EXERCISE PROMPT: Here are some records; copy every line that holds the word "Interaction".

━━━━━ RECORDS

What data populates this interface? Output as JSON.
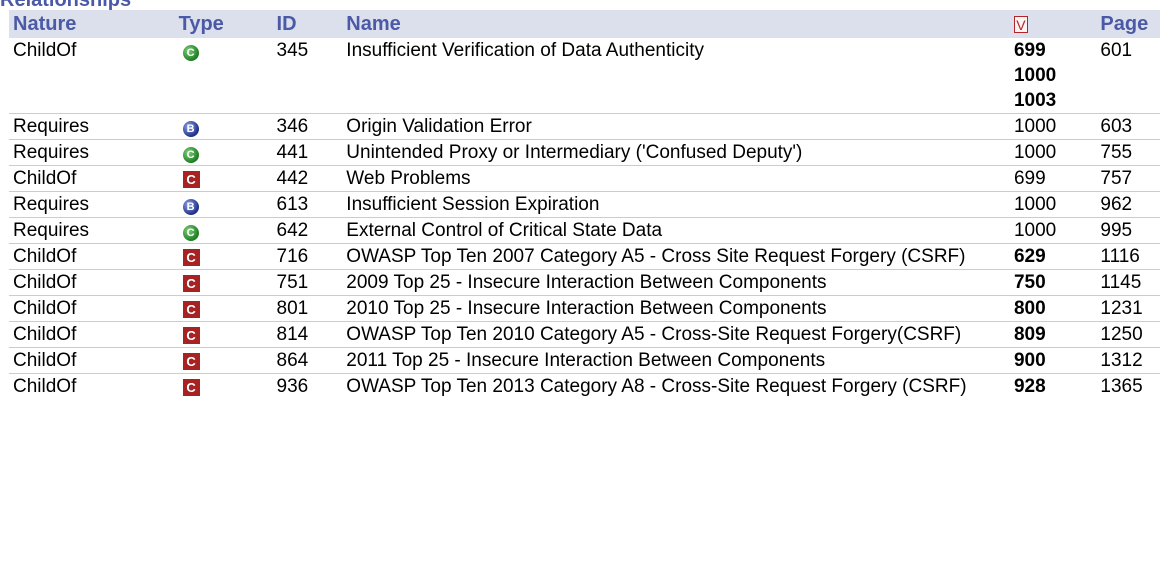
{
  "section": {
    "title": "Relationships"
  },
  "columns": {
    "nature": "Nature",
    "type": "Type",
    "id": "ID",
    "name": "Name",
    "v": "V",
    "page": "Page"
  },
  "icon_colors": {
    "category": "#a62223",
    "class": "#1c7d22",
    "base": "#1d2f86",
    "header_text": "#4a5aa6",
    "header_bg": "#dcdfec"
  },
  "rows": [
    {
      "nature": "ChildOf",
      "type_icon": "class-icon",
      "type_letter": "C",
      "id": "345",
      "name": "Insufficient Verification of Data Authenticity",
      "views": [
        "699",
        "1000",
        "1003"
      ],
      "views_bold": true,
      "page": "601"
    },
    {
      "nature": "Requires",
      "type_icon": "base-icon",
      "type_letter": "B",
      "id": "346",
      "name": "Origin Validation Error",
      "views": [
        "1000"
      ],
      "views_bold": false,
      "page": "603"
    },
    {
      "nature": "Requires",
      "type_icon": "class-icon",
      "type_letter": "C",
      "id": "441",
      "name": "Unintended Proxy or Intermediary ('Confused Deputy')",
      "views": [
        "1000"
      ],
      "views_bold": false,
      "page": "755"
    },
    {
      "nature": "ChildOf",
      "type_icon": "category-icon",
      "type_letter": "C",
      "id": "442",
      "name": "Web Problems",
      "views": [
        "699"
      ],
      "views_bold": false,
      "page": "757"
    },
    {
      "nature": "Requires",
      "type_icon": "base-icon",
      "type_letter": "B",
      "id": "613",
      "name": "Insufficient Session Expiration",
      "views": [
        "1000"
      ],
      "views_bold": false,
      "page": "962"
    },
    {
      "nature": "Requires",
      "type_icon": "class-icon",
      "type_letter": "C",
      "id": "642",
      "name": "External Control of Critical State Data",
      "views": [
        "1000"
      ],
      "views_bold": false,
      "page": "995"
    },
    {
      "nature": "ChildOf",
      "type_icon": "category-icon",
      "type_letter": "C",
      "id": "716",
      "name": "OWASP Top Ten 2007 Category A5 - Cross Site Request Forgery (CSRF)",
      "views": [
        "629"
      ],
      "views_bold": true,
      "page": "1116"
    },
    {
      "nature": "ChildOf",
      "type_icon": "category-icon",
      "type_letter": "C",
      "id": "751",
      "name": "2009 Top 25 - Insecure Interaction Between Components",
      "views": [
        "750"
      ],
      "views_bold": true,
      "page": "1145"
    },
    {
      "nature": "ChildOf",
      "type_icon": "category-icon",
      "type_letter": "C",
      "id": "801",
      "name": "2010 Top 25 - Insecure Interaction Between Components",
      "views": [
        "800"
      ],
      "views_bold": true,
      "page": "1231"
    },
    {
      "nature": "ChildOf",
      "type_icon": "category-icon",
      "type_letter": "C",
      "id": "814",
      "name": "OWASP Top Ten 2010 Category A5 - Cross-Site Request Forgery(CSRF)",
      "views": [
        "809"
      ],
      "views_bold": true,
      "page": "1250"
    },
    {
      "nature": "ChildOf",
      "type_icon": "category-icon",
      "type_letter": "C",
      "id": "864",
      "name": "2011 Top 25 - Insecure Interaction Between Components",
      "views": [
        "900"
      ],
      "views_bold": true,
      "page": "1312"
    },
    {
      "nature": "ChildOf",
      "type_icon": "category-icon",
      "type_letter": "C",
      "id": "936",
      "name": "OWASP Top Ten 2013 Category A8 - Cross-Site Request Forgery (CSRF)",
      "views": [
        "928"
      ],
      "views_bold": true,
      "page": "1365"
    }
  ]
}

━━━━━━━━━━

WRITTEN RESPONSE:
      "name": "2009 Top 25 - Insecure Interaction Between Components",
      "name": "2010 Top 25 - Insecure Interaction Between Components",
      "name": "2011 Top 25 - Insecure Interaction Between Components",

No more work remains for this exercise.